### TASK TO COMPLETE
Extract the complete listing and repeat it word for word.
=== EXTRACTED INFORMATION ===
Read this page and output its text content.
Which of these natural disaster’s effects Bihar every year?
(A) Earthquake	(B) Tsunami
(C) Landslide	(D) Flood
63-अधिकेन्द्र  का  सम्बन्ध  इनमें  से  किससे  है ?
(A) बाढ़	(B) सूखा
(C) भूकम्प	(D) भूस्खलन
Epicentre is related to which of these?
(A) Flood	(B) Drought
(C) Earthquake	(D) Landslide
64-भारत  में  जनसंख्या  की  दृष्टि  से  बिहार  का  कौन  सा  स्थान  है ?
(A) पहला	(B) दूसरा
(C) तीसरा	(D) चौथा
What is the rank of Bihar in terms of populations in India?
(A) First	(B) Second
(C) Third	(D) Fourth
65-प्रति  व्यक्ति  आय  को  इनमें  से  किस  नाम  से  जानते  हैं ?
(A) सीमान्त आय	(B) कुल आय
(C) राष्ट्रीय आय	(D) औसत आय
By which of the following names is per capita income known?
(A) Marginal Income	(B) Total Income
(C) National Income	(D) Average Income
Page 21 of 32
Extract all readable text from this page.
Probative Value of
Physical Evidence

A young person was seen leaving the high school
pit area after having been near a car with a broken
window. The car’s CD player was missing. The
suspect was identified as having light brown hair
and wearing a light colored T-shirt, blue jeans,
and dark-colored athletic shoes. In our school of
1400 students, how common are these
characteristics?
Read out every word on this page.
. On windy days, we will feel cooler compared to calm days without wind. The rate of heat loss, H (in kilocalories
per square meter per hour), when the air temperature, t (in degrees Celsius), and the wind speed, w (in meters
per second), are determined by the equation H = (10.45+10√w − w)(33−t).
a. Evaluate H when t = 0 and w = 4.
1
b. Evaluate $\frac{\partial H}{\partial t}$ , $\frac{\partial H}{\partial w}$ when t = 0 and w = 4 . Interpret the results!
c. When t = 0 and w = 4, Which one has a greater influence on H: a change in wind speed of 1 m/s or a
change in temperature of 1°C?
===
### WORKED SOLUTION
Read this page and output its text content.
Which of these natural disaster’s effects Bihar every year?
(A) Earthquake	(B) Tsunami
(C) Landslide	(D) Flood
63-अधिकेन्द्र  का  सम्बन्ध  इनमें  से  किससे  है ?
(A) बाढ़	(B) सूखा
(C) भूकम्प	(D) भूस्खलन
Epicentre is related to which of these?
(A) Flood	(B) Drought
(C) Earthquake	(D) Landslide
64-भारत  में  जनसंख्या  की  दृष्टि  से  बिहार  का  कौन  सा  स्थान  है ?
(A) पहला	(B) दूसरा
(C) तीसरा	(D) चौथा
What is the rank of Bihar in terms of populations in India?
(A) First	(B) Second
(C) Third	(D) Fourth
65-प्रति  व्यक्ति  आय  को  इनमें  से  किस  नाम  से  जानते  हैं ?
(A) सीमान्त आय	(B) कुल आय
(C) राष्ट्रीय आय	(D) औसत आय
By which of the following names is per capita income known?
(A) Marginal Income	(B) Total Income
(C) National Income	(D) Average Income
Page 21 of 32
Extract all readable text from this page.
Probative Value of
Physical Evidence

A young person was seen leaving the high school
pit area after having been near a car with a broken
window. The car’s CD player was missing. The
suspect was identified as having light brown hair
and wearing a light colored T-shirt, blue jeans,
and dark-colored athletic shoes. In our school of
1400 students, how common are these
characteristics?
Read out every word on this page.
. On windy days, we will feel cooler compared to calm days without wind. The rate of heat loss, H (in kilocalories
per square meter per hour), when the air temperature, t (in degrees Celsius), and the wind speed, w (in meters
per second), are determined by the equation H = (10.45+10√w − w)(33−t).
a. Evaluate H when t = 0 and w = 4.
1
b. Evaluate $\frac{\partial H}{\partial t}$ , $\frac{\partial H}{\partial w}$ when t = 0 and w = 4 . Interpret the results!
c. When t = 0 and w = 4, Which one has a greater influence on H: a change in wind speed of 1 m/s or a
change in temperature of 1°C?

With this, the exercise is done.